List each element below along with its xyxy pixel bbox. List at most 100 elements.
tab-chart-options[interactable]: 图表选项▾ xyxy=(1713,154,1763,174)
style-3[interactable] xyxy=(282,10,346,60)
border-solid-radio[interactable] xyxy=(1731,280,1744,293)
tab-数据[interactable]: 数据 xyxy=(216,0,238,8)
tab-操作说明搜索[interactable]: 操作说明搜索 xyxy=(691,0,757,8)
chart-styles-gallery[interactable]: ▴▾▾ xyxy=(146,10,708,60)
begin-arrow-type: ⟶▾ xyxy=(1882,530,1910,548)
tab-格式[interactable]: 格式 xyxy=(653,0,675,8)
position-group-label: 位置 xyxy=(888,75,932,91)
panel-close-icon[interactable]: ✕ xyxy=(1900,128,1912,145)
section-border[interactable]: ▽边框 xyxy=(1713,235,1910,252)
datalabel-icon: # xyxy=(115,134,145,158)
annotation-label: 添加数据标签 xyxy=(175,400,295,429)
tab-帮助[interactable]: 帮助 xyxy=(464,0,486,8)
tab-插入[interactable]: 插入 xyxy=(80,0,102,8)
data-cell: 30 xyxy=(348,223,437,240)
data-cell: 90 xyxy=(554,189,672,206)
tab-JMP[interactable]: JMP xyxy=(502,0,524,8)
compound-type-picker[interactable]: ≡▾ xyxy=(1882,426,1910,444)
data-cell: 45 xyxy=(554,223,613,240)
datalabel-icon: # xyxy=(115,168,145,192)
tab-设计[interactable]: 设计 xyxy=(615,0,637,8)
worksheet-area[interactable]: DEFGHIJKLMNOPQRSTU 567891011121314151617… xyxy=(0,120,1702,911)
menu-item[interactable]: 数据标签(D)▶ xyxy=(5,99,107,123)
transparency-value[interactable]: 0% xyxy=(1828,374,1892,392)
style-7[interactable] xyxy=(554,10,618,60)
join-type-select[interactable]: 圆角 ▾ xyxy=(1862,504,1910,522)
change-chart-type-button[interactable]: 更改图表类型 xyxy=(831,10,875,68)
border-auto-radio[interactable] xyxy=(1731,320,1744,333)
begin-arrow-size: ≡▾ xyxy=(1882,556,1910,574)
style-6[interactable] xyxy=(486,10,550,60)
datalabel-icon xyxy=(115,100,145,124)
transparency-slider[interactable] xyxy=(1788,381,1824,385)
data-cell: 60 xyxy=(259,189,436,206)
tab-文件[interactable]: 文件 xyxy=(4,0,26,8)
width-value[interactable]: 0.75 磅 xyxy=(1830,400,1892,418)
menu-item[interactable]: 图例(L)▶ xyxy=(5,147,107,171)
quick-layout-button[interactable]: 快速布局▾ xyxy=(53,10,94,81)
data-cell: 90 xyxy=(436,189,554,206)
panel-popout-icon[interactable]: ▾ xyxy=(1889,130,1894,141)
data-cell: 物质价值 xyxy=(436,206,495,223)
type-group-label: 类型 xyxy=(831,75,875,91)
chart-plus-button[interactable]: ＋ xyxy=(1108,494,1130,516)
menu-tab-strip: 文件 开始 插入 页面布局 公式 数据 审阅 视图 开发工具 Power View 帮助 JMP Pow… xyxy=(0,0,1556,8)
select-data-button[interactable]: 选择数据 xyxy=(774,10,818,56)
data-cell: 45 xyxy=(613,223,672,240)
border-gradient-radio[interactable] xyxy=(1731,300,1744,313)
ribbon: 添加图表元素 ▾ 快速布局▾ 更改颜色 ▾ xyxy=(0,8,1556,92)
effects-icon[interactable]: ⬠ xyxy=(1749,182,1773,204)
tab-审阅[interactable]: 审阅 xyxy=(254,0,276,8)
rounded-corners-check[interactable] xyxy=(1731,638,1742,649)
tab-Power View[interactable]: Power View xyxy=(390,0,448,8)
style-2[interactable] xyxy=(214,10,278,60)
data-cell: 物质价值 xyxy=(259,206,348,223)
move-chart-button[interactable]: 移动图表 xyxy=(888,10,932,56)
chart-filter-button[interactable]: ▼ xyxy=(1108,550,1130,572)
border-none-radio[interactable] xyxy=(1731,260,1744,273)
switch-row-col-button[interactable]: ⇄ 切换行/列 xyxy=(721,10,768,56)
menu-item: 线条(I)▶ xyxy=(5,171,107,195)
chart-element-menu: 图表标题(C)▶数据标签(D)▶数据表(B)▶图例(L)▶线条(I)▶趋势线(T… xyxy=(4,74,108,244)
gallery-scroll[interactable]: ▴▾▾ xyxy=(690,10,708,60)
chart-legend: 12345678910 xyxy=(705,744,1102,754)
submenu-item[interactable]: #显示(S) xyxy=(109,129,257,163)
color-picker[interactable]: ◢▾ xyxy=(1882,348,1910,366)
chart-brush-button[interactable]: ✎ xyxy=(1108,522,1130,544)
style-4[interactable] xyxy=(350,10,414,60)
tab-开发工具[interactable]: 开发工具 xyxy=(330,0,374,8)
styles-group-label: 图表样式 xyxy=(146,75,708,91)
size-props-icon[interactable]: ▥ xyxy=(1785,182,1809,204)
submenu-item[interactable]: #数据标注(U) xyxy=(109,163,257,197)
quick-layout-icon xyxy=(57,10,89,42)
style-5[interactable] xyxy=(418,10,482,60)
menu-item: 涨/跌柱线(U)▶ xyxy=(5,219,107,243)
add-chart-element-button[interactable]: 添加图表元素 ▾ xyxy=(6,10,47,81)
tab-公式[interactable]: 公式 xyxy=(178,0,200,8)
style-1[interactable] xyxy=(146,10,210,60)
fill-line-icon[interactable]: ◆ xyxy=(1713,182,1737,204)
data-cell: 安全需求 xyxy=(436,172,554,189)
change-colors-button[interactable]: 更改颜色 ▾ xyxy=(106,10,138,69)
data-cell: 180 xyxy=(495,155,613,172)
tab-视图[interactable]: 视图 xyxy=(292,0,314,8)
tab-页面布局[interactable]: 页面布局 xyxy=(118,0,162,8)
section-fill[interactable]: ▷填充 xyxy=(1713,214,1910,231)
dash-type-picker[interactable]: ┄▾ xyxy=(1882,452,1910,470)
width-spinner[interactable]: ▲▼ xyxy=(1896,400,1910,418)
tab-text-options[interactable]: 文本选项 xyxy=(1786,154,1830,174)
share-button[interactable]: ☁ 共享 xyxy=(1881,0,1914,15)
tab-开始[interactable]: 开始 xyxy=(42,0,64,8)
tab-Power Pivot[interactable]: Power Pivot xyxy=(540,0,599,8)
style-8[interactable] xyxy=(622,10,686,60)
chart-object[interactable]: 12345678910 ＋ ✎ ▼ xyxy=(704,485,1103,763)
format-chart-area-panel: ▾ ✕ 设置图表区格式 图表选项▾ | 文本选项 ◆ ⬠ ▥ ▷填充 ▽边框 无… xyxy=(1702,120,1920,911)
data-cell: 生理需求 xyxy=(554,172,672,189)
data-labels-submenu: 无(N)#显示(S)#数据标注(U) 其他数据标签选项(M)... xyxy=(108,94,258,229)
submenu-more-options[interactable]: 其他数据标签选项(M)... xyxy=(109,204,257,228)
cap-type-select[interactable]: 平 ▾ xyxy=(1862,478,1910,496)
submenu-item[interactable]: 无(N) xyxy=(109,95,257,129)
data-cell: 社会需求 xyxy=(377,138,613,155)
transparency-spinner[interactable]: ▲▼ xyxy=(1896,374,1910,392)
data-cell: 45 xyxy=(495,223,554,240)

================

WRITTEN REQUEST
Extract all of the lines above verbatim, keeping every character unchanged.

FINISHED TASK
List each element below along with its xyxy pixel bbox. List at most 100 elements.
tab-chart-options[interactable]: 图表选项▾ xyxy=(1713,154,1763,174)
style-3[interactable] xyxy=(282,10,346,60)
border-solid-radio[interactable] xyxy=(1731,280,1744,293)
tab-数据[interactable]: 数据 xyxy=(216,0,238,8)
tab-操作说明搜索[interactable]: 操作说明搜索 xyxy=(691,0,757,8)
chart-styles-gallery[interactable]: ▴▾▾ xyxy=(146,10,708,60)
begin-arrow-type: ⟶▾ xyxy=(1882,530,1910,548)
tab-格式[interactable]: 格式 xyxy=(653,0,675,8)
position-group-label: 位置 xyxy=(888,75,932,91)
panel-close-icon[interactable]: ✕ xyxy=(1900,128,1912,145)
section-border[interactable]: ▽边框 xyxy=(1713,235,1910,252)
datalabel-icon: # xyxy=(115,134,145,158)
annotation-label: 添加数据标签 xyxy=(175,400,295,429)
tab-帮助[interactable]: 帮助 xyxy=(464,0,486,8)
tab-插入[interactable]: 插入 xyxy=(80,0,102,8)
data-cell: 30 xyxy=(348,223,437,240)
data-cell: 90 xyxy=(554,189,672,206)
tab-JMP[interactable]: JMP xyxy=(502,0,524,8)
compound-type-picker[interactable]: ≡▾ xyxy=(1882,426,1910,444)
data-cell: 45 xyxy=(554,223,613,240)
datalabel-icon: # xyxy=(115,168,145,192)
tab-设计[interactable]: 设计 xyxy=(615,0,637,8)
worksheet-area[interactable]: DEFGHIJKLMNOPQRSTU 567891011121314151617… xyxy=(0,120,1702,911)
menu-item[interactable]: 数据标签(D)▶ xyxy=(5,99,107,123)
transparency-value[interactable]: 0% xyxy=(1828,374,1892,392)
style-7[interactable] xyxy=(554,10,618,60)
join-type-select[interactable]: 圆角 ▾ xyxy=(1862,504,1910,522)
change-chart-type-button[interactable]: 更改图表类型 xyxy=(831,10,875,68)
border-auto-radio[interactable] xyxy=(1731,320,1744,333)
begin-arrow-size: ≡▾ xyxy=(1882,556,1910,574)
style-6[interactable] xyxy=(486,10,550,60)
datalabel-icon xyxy=(115,100,145,124)
transparency-slider[interactable] xyxy=(1788,381,1824,385)
data-cell: 60 xyxy=(259,189,436,206)
tab-文件[interactable]: 文件 xyxy=(4,0,26,8)
width-value[interactable]: 0.75 磅 xyxy=(1830,400,1892,418)
menu-item[interactable]: 图例(L)▶ xyxy=(5,147,107,171)
quick-layout-button[interactable]: 快速布局▾ xyxy=(53,10,94,81)
data-cell: 90 xyxy=(436,189,554,206)
panel-popout-icon[interactable]: ▾ xyxy=(1889,130,1894,141)
data-cell: 物质价值 xyxy=(436,206,495,223)
type-group-label: 类型 xyxy=(831,75,875,91)
chart-plus-button[interactable]: ＋ xyxy=(1108,494,1130,516)
menu-tab-strip: 文件 开始 插入 页面布局 公式 数据 审阅 视图 开发工具 Power View 帮助 JMP Pow… xyxy=(0,0,1556,8)
select-data-button[interactable]: 选择数据 xyxy=(774,10,818,56)
data-cell: 45 xyxy=(613,223,672,240)
border-gradient-radio[interactable] xyxy=(1731,300,1744,313)
ribbon: 添加图表元素 ▾ 快速布局▾ 更改颜色 ▾ xyxy=(0,8,1556,92)
effects-icon[interactable]: ⬠ xyxy=(1749,182,1773,204)
tab-审阅[interactable]: 审阅 xyxy=(254,0,276,8)
rounded-corners-check[interactable] xyxy=(1731,638,1742,649)
tab-Power View[interactable]: Power View xyxy=(390,0,448,8)
style-2[interactable] xyxy=(214,10,278,60)
data-cell: 物质价值 xyxy=(259,206,348,223)
move-chart-button[interactable]: 移动图表 xyxy=(888,10,932,56)
chart-filter-button[interactable]: ▼ xyxy=(1108,550,1130,572)
border-none-radio[interactable] xyxy=(1731,260,1744,273)
switch-row-col-button[interactable]: ⇄ 切换行/列 xyxy=(721,10,768,56)
menu-item: 线条(I)▶ xyxy=(5,171,107,195)
chart-element-menu: 图表标题(C)▶数据标签(D)▶数据表(B)▶图例(L)▶线条(I)▶趋势线(T… xyxy=(4,74,108,244)
gallery-scroll[interactable]: ▴▾▾ xyxy=(690,10,708,60)
chart-legend: 12345678910 xyxy=(705,744,1102,754)
submenu-item[interactable]: #显示(S) xyxy=(109,129,257,163)
color-picker[interactable]: ◢▾ xyxy=(1882,348,1910,366)
chart-brush-button[interactable]: ✎ xyxy=(1108,522,1130,544)
style-4[interactable] xyxy=(350,10,414,60)
tab-开发工具[interactable]: 开发工具 xyxy=(330,0,374,8)
styles-group-label: 图表样式 xyxy=(146,75,708,91)
size-props-icon[interactable]: ▥ xyxy=(1785,182,1809,204)
submenu-item[interactable]: #数据标注(U) xyxy=(109,163,257,197)
quick-layout-icon xyxy=(57,10,89,42)
style-5[interactable] xyxy=(418,10,482,60)
menu-item: 涨/跌柱线(U)▶ xyxy=(5,219,107,243)
add-chart-element-button[interactable]: 添加图表元素 ▾ xyxy=(6,10,47,81)
tab-公式[interactable]: 公式 xyxy=(178,0,200,8)
style-1[interactable] xyxy=(146,10,210,60)
fill-line-icon[interactable]: ◆ xyxy=(1713,182,1737,204)
data-cell: 安全需求 xyxy=(436,172,554,189)
change-colors-button[interactable]: 更改颜色 ▾ xyxy=(106,10,138,69)
data-cell: 180 xyxy=(495,155,613,172)
tab-视图[interactable]: 视图 xyxy=(292,0,314,8)
tab-页面布局[interactable]: 页面布局 xyxy=(118,0,162,8)
section-fill[interactable]: ▷填充 xyxy=(1713,214,1910,231)
dash-type-picker[interactable]: ┄▾ xyxy=(1882,452,1910,470)
width-spinner[interactable]: ▲▼ xyxy=(1896,400,1910,418)
tab-text-options[interactable]: 文本选项 xyxy=(1786,154,1830,174)
share-button[interactable]: ☁ 共享 xyxy=(1881,0,1914,15)
tab-开始[interactable]: 开始 xyxy=(42,0,64,8)
tab-Power Pivot[interactable]: Power Pivot xyxy=(540,0,599,8)
style-8[interactable] xyxy=(622,10,686,60)
chart-object[interactable]: 12345678910 ＋ ✎ ▼ xyxy=(704,485,1103,763)
format-chart-area-panel: ▾ ✕ 设置图表区格式 图表选项▾ | 文本选项 ◆ ⬠ ▥ ▷填充 ▽边框 无… xyxy=(1702,120,1920,911)
data-cell: 生理需求 xyxy=(554,172,672,189)
data-labels-submenu: 无(N)#显示(S)#数据标注(U) 其他数据标签选项(M)... xyxy=(108,94,258,229)
submenu-more-options[interactable]: 其他数据标签选项(M)... xyxy=(109,204,257,228)
cap-type-select[interactable]: 平 ▾ xyxy=(1862,478,1910,496)
submenu-item[interactable]: 无(N) xyxy=(109,95,257,129)
data-cell: 社会需求 xyxy=(377,138,613,155)
transparency-spinner[interactable]: ▲▼ xyxy=(1896,374,1910,392)
data-cell: 45 xyxy=(495,223,554,240)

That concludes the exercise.